## WRITTEN INSTRUCTION
Check each line of the listing below for the string "value", and copy the ones that have it.

Dataset listings of figures
________________
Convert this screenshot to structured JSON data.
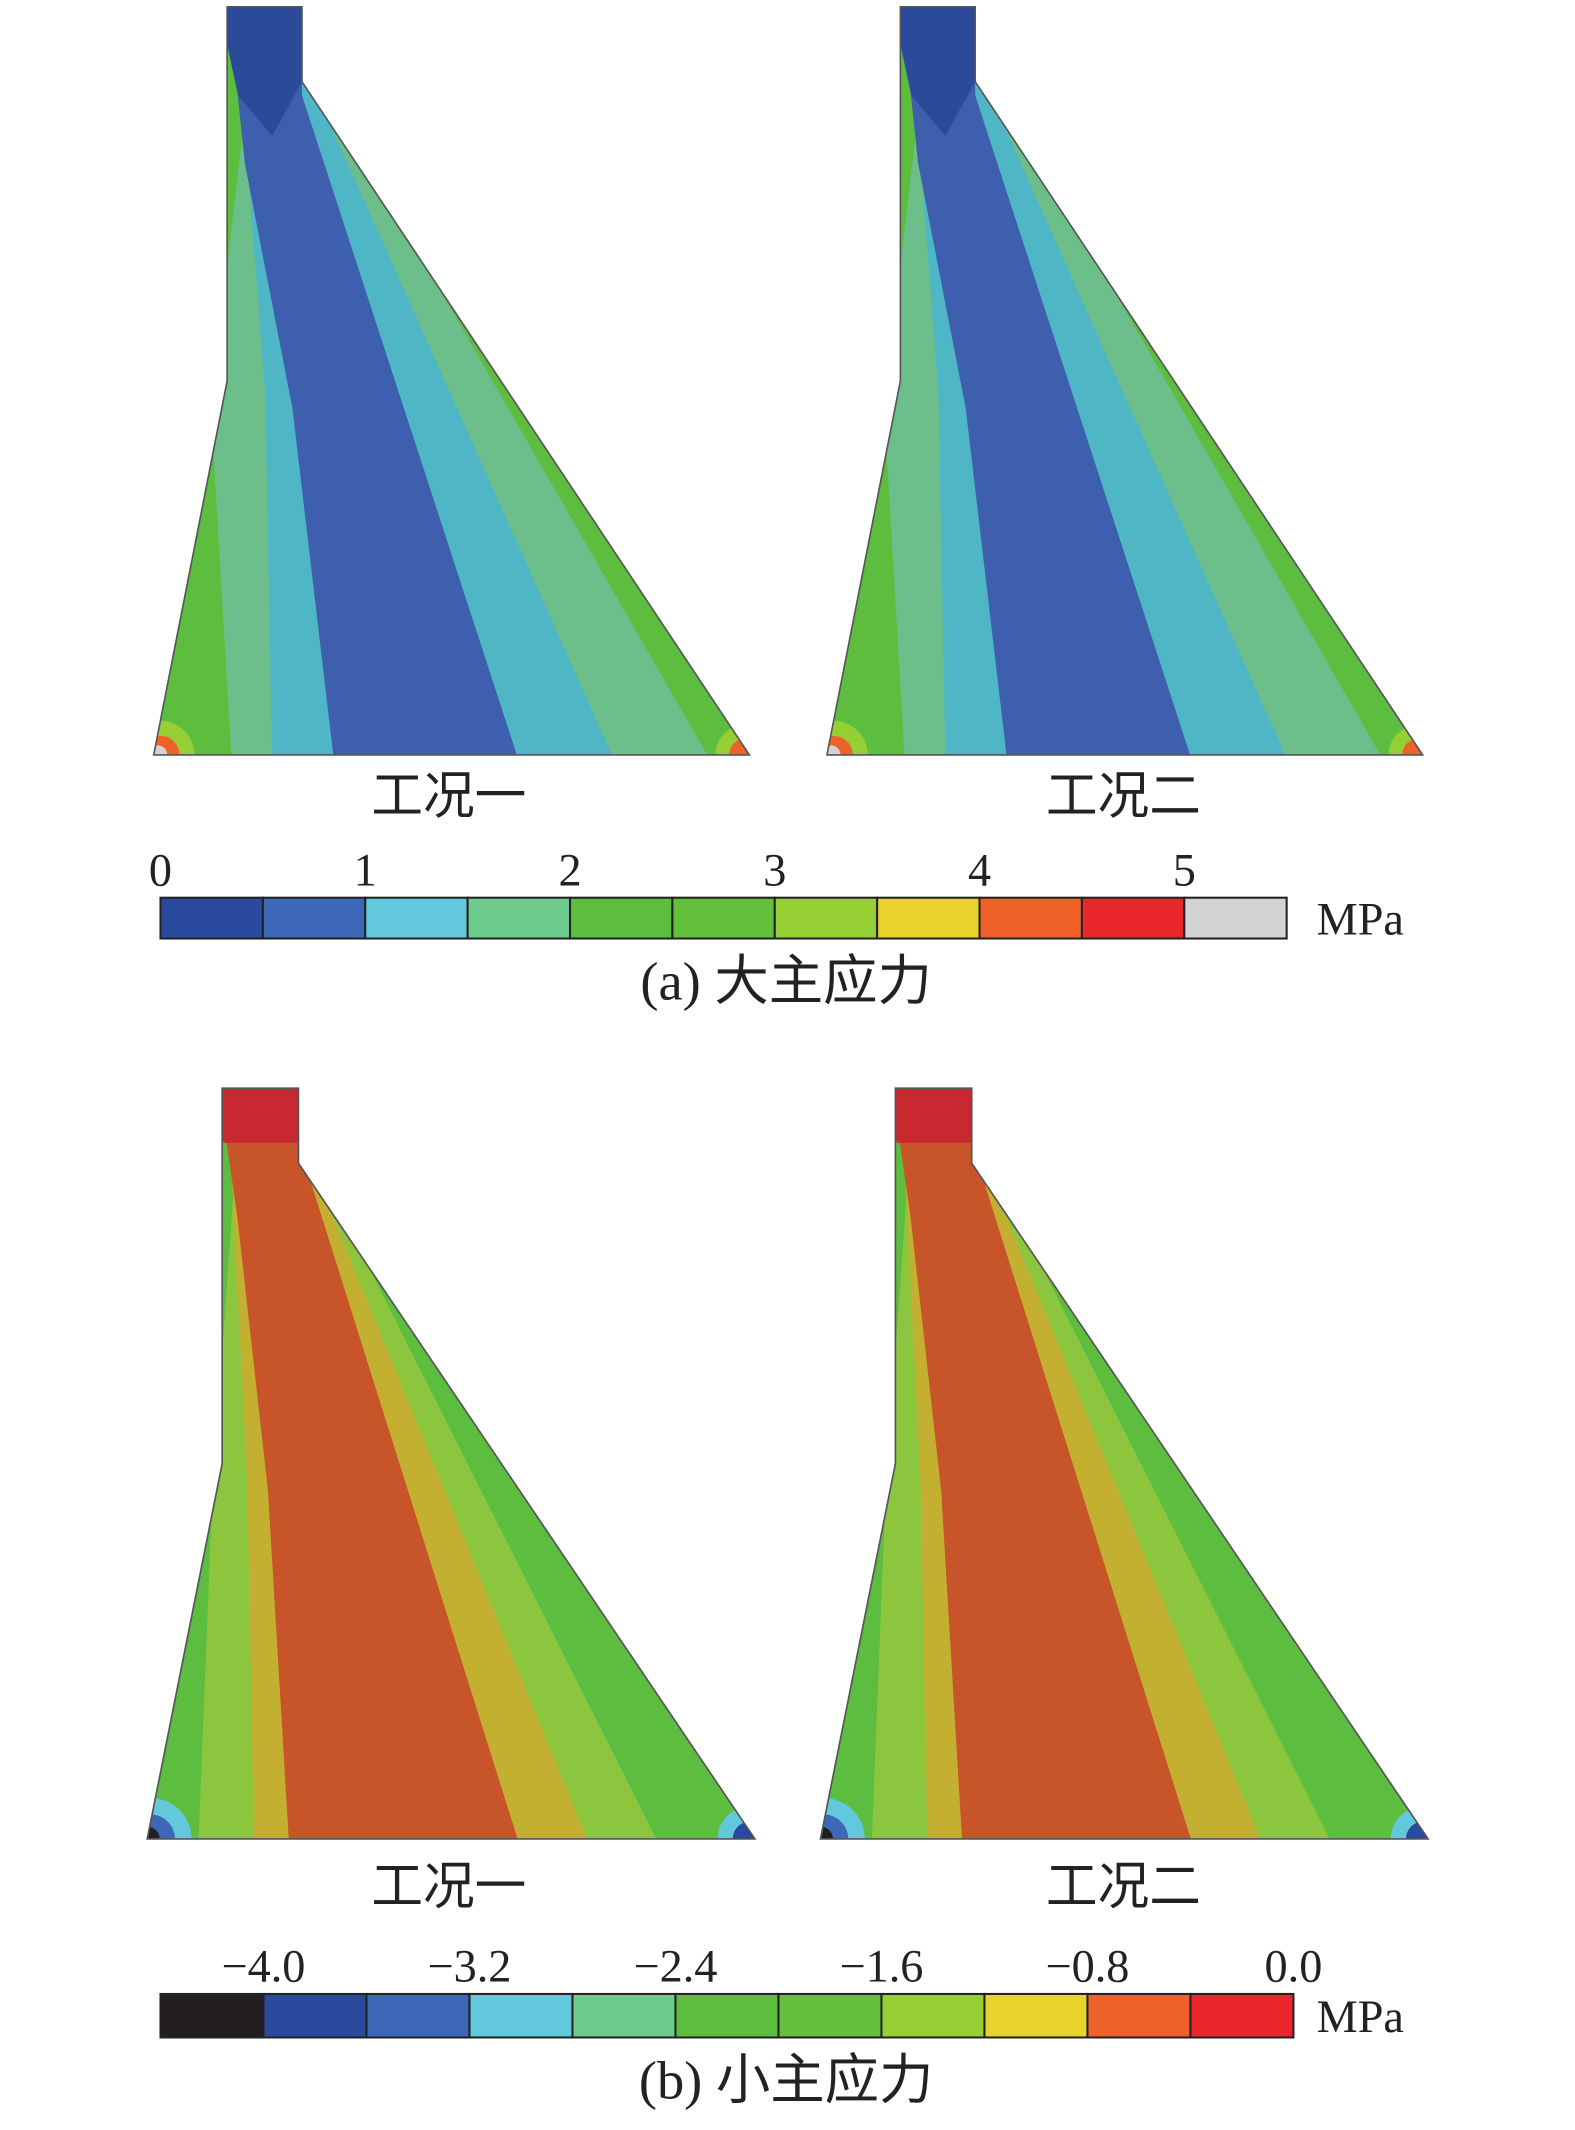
{
  "panels": [
    {
      "caption": "(a) 大主应力",
      "labels": [
        "工况一",
        "工况二"
      ],
      "colorbar": {
        "unit": "MPa",
        "lim": [
          0,
          5.5
        ],
        "ticks": [
          0,
          1,
          2,
          3,
          4,
          5
        ],
        "colors": [
          "#2a4a9d",
          "#3d68b8",
          "#62c8dc",
          "#6ccb8d",
          "#5cbd3f",
          "#63c03a",
          "#96cf34",
          "#e8d22c",
          "#ee6229",
          "#e8262b",
          "#d3d3d3"
        ]
      }
    },
    {
      "caption": "(b) 小主应力",
      "labels": [
        "工况一",
        "工况二"
      ],
      "colorbar": {
        "unit": "MPa",
        "lim": [
          -4.4,
          0.0
        ],
        "ticks": [
          {
            "value": -4.0,
            "label": "−4.0"
          },
          {
            "value": -3.2,
            "label": "−3.2"
          },
          {
            "value": -2.4,
            "label": "−2.4"
          },
          {
            "value": -1.6,
            "label": "−1.6"
          },
          {
            "value": -0.8,
            "label": "−0.8"
          },
          {
            "value": 0.0,
            "label": "0.0"
          }
        ],
        "colors": [
          "#231f20",
          "#2a4a9d",
          "#3d68b8",
          "#62c8dc",
          "#6ccb8d",
          "#5cbd3f",
          "#63c03a",
          "#96cf34",
          "#e8d22c",
          "#ee6229",
          "#e8262b"
        ]
      }
    }
  ]
}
________________
## RESULT OF THE TASK
            "value": -4.0,
            "value": -3.2,
            "value": -2.4,
            "value": -1.6,
            "value": -0.8,
            "value": 0.0,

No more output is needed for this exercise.